What is required: Collect every line below that contains the word "是随机事件".
>> begin Available records
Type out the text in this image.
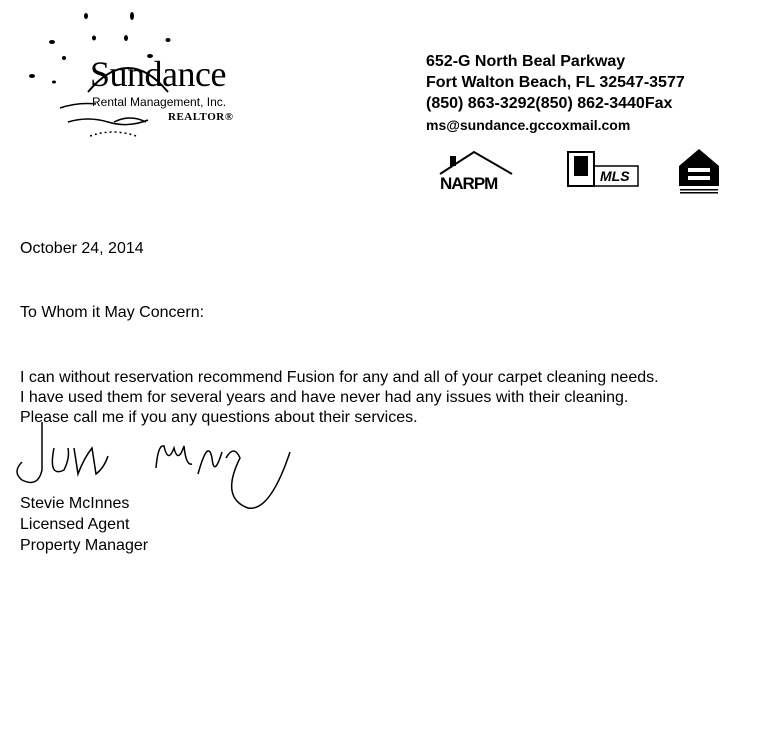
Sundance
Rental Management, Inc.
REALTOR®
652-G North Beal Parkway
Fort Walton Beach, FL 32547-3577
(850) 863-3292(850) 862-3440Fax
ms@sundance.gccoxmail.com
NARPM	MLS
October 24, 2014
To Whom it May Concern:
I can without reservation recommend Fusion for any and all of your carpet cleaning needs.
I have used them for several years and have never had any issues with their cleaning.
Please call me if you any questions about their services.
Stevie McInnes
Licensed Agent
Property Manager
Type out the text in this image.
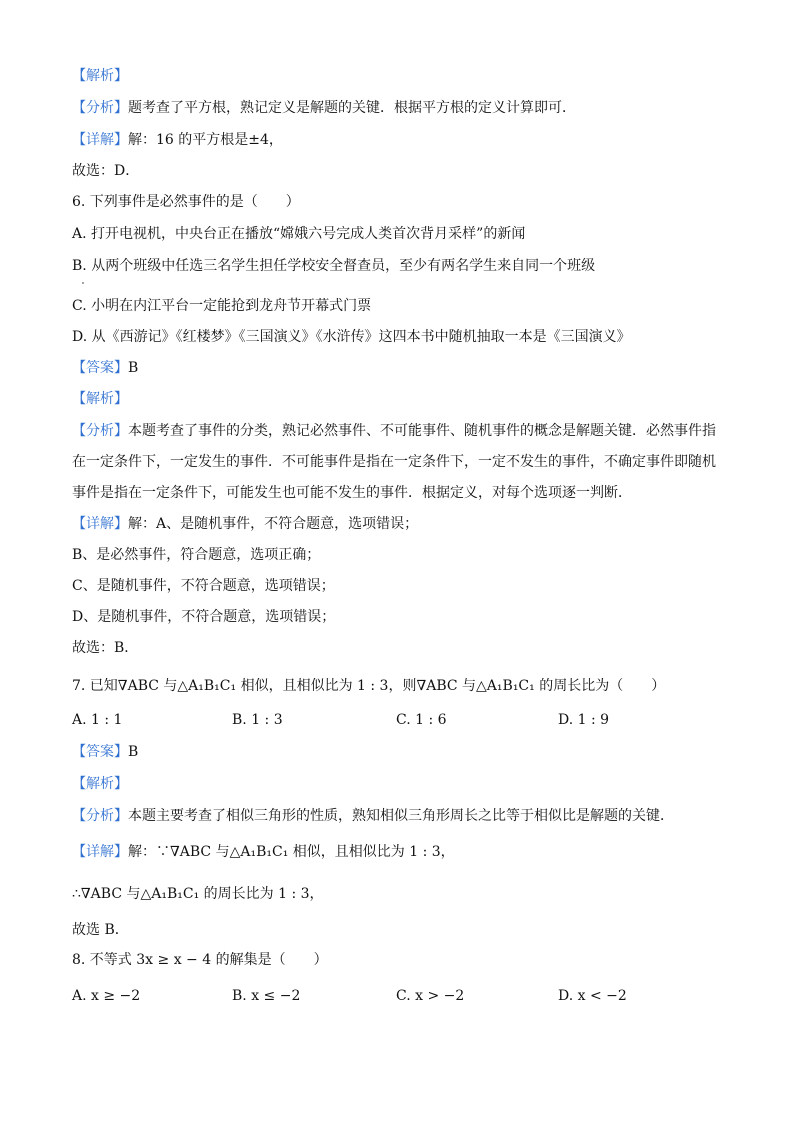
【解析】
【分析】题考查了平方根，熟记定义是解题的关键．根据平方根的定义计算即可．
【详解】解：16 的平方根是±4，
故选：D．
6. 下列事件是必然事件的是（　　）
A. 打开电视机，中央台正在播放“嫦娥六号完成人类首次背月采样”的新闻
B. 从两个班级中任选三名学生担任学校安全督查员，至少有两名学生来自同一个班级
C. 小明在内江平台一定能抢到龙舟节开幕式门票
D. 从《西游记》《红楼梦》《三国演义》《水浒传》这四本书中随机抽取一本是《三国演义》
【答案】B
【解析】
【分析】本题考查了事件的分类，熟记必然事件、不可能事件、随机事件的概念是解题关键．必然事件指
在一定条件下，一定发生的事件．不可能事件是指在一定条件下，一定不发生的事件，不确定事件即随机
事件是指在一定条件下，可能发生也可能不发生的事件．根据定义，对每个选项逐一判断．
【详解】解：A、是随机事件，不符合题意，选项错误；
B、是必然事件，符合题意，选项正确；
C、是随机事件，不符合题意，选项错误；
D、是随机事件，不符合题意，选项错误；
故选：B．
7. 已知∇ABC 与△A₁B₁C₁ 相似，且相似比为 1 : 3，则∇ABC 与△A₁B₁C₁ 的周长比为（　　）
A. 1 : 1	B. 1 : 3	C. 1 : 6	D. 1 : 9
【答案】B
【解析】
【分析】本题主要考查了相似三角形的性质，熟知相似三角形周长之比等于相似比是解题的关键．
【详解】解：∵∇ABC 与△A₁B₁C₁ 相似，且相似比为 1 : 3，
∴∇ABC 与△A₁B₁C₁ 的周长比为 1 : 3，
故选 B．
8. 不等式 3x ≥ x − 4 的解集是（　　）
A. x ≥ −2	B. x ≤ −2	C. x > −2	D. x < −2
>> end Available records
>> begin Available records
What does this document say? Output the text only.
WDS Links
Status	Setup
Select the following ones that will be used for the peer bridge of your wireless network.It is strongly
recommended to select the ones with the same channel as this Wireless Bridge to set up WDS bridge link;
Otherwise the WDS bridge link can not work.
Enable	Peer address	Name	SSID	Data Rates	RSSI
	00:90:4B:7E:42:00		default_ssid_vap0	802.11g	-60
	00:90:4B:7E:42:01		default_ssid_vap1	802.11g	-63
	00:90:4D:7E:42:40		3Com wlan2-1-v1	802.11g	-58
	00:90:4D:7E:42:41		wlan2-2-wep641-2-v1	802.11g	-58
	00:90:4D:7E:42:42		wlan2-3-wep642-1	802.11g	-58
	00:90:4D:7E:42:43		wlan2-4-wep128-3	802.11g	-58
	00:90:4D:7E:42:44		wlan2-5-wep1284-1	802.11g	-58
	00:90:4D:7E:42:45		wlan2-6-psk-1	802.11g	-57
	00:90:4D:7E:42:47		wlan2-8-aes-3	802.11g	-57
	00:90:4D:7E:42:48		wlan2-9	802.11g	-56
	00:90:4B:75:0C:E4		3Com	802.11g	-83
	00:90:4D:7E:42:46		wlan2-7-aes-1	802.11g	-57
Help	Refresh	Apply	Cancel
>> end Available records
Task solution:
【详解】解：A、是随机事件，不符合题意，选项错误；
C、是随机事件，不符合题意，选项错误；
D、是随机事件，不符合题意，选项错误；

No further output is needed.